Supplied entries:
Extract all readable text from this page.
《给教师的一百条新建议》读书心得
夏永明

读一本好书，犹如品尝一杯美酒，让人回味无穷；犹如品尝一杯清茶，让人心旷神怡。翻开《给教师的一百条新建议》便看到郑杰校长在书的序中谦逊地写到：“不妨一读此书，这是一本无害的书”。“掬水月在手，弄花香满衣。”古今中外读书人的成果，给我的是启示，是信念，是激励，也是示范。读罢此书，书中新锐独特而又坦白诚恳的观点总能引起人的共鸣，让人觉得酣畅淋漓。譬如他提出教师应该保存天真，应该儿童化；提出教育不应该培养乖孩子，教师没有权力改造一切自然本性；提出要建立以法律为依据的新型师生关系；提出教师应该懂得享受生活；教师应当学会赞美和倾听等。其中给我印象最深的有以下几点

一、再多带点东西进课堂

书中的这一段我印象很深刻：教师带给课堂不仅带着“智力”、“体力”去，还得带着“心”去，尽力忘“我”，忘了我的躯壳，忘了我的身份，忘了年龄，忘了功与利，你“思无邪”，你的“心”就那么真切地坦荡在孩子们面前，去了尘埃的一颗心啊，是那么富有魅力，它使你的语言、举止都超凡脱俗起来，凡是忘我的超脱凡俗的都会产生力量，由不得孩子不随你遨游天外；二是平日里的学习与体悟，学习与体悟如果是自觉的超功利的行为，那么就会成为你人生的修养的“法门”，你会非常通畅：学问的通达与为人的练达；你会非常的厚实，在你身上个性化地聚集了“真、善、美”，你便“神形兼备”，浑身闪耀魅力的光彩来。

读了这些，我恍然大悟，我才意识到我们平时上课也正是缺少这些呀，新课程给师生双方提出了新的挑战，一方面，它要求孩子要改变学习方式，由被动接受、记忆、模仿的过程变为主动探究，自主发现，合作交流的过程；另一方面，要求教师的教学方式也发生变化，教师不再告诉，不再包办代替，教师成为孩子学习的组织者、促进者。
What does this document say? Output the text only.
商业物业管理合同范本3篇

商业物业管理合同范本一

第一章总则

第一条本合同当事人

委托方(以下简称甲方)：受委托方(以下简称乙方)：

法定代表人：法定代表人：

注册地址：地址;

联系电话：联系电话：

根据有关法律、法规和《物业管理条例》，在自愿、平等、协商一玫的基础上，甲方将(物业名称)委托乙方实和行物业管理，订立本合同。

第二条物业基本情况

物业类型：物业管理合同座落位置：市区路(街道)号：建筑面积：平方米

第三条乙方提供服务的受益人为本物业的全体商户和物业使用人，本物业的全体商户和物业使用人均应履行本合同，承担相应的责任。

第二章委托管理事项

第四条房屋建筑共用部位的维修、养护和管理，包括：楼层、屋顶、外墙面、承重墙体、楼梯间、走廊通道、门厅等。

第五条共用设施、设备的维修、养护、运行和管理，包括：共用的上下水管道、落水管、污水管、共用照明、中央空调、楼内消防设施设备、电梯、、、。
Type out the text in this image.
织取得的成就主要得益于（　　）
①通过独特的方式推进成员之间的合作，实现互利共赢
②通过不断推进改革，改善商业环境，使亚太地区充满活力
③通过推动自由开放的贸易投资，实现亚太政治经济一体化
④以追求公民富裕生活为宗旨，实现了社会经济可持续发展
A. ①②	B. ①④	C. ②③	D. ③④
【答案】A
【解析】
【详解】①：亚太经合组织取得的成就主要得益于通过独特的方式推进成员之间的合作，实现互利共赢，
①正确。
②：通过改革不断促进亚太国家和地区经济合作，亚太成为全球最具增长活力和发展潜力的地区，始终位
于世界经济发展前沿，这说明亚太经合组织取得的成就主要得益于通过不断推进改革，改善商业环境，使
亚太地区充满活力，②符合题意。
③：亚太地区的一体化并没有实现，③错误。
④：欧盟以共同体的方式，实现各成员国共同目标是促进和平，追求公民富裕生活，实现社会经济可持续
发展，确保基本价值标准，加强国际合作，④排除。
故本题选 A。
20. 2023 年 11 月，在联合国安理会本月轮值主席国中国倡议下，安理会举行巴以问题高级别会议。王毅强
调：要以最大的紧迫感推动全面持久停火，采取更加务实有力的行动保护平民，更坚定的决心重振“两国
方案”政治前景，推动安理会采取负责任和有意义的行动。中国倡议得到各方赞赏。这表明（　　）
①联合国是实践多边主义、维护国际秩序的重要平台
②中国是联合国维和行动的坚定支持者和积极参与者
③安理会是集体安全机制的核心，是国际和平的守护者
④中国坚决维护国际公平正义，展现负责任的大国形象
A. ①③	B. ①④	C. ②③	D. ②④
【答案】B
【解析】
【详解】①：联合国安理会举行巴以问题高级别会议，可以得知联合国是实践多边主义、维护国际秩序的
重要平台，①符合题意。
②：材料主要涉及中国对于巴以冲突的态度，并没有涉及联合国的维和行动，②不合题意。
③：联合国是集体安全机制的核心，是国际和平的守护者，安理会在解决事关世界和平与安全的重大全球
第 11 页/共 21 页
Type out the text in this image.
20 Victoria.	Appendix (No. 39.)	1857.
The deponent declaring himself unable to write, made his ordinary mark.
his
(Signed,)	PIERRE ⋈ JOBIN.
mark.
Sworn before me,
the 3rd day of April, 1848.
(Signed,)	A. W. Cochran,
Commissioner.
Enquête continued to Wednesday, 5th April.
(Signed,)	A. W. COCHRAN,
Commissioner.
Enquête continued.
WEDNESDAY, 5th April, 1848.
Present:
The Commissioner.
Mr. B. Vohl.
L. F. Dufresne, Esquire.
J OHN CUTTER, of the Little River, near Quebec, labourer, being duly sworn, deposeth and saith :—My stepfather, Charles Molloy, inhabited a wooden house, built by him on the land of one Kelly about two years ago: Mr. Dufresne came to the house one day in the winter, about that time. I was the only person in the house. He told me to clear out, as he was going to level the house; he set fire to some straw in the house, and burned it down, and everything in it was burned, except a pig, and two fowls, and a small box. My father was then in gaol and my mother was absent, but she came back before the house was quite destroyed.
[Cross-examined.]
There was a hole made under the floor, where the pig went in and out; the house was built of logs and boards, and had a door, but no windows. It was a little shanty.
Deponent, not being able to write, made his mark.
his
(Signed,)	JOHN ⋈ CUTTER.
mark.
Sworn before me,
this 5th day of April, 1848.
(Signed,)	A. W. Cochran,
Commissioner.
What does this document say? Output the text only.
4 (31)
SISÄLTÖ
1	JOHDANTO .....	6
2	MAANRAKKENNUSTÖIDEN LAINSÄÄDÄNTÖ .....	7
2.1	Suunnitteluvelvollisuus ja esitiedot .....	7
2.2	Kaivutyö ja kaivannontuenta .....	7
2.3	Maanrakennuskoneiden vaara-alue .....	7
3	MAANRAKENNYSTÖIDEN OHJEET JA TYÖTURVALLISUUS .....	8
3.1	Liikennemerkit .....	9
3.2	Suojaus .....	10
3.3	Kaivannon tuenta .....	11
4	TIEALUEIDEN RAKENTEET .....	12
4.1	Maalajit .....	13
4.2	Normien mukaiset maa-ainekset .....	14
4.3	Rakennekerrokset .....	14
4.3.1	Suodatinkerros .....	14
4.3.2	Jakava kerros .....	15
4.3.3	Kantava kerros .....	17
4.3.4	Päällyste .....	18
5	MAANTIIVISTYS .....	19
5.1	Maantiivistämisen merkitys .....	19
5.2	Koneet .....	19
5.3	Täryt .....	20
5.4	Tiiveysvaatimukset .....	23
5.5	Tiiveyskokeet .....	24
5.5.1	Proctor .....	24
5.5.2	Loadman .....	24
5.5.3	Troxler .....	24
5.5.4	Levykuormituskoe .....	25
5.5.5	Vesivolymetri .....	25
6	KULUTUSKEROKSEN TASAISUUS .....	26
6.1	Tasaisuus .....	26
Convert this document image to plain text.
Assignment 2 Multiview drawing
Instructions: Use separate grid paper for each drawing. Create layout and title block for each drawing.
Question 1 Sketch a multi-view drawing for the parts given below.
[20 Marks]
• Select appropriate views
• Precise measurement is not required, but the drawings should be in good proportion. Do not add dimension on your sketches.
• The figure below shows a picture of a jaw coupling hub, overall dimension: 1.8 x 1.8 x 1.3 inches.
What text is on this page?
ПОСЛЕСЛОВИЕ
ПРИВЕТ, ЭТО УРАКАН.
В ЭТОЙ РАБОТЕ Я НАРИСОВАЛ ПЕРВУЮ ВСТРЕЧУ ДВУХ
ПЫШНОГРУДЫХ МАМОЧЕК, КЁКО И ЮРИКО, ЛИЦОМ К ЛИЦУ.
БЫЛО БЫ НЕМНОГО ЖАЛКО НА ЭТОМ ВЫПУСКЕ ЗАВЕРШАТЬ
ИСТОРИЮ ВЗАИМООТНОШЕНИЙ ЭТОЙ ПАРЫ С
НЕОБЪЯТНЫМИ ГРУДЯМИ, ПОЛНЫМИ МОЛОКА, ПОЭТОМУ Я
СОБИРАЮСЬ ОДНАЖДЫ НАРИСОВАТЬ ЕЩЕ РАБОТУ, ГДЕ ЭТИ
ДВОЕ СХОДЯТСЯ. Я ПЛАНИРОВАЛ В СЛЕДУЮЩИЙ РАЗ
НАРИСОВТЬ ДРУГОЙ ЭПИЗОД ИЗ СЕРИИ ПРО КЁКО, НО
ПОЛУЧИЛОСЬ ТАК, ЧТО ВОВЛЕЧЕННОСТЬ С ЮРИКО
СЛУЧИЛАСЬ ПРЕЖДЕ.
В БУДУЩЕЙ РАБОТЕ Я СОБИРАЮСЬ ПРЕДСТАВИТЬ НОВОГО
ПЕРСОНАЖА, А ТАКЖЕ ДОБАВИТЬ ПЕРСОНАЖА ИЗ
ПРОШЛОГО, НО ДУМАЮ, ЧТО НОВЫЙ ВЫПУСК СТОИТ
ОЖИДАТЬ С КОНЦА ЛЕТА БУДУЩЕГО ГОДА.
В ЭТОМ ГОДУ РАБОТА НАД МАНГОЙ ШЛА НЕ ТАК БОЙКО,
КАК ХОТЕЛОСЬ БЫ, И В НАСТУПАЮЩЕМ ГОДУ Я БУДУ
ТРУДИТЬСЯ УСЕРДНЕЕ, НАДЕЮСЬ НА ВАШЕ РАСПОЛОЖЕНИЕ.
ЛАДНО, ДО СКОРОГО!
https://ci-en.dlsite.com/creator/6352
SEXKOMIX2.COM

Objective:
Using the records above, copy each line that contains "КЁКО".

Result for this task:
ПЫШНОГРУДЫХ МАМОЧЕК, КЁКО И ЮРИКО, ЛИЦОМ К ЛИЦУ.
НАРИСОВТЬ ДРУГОЙ ЭПИЗОД ИЗ СЕРИИ ПРО КЁКО, НО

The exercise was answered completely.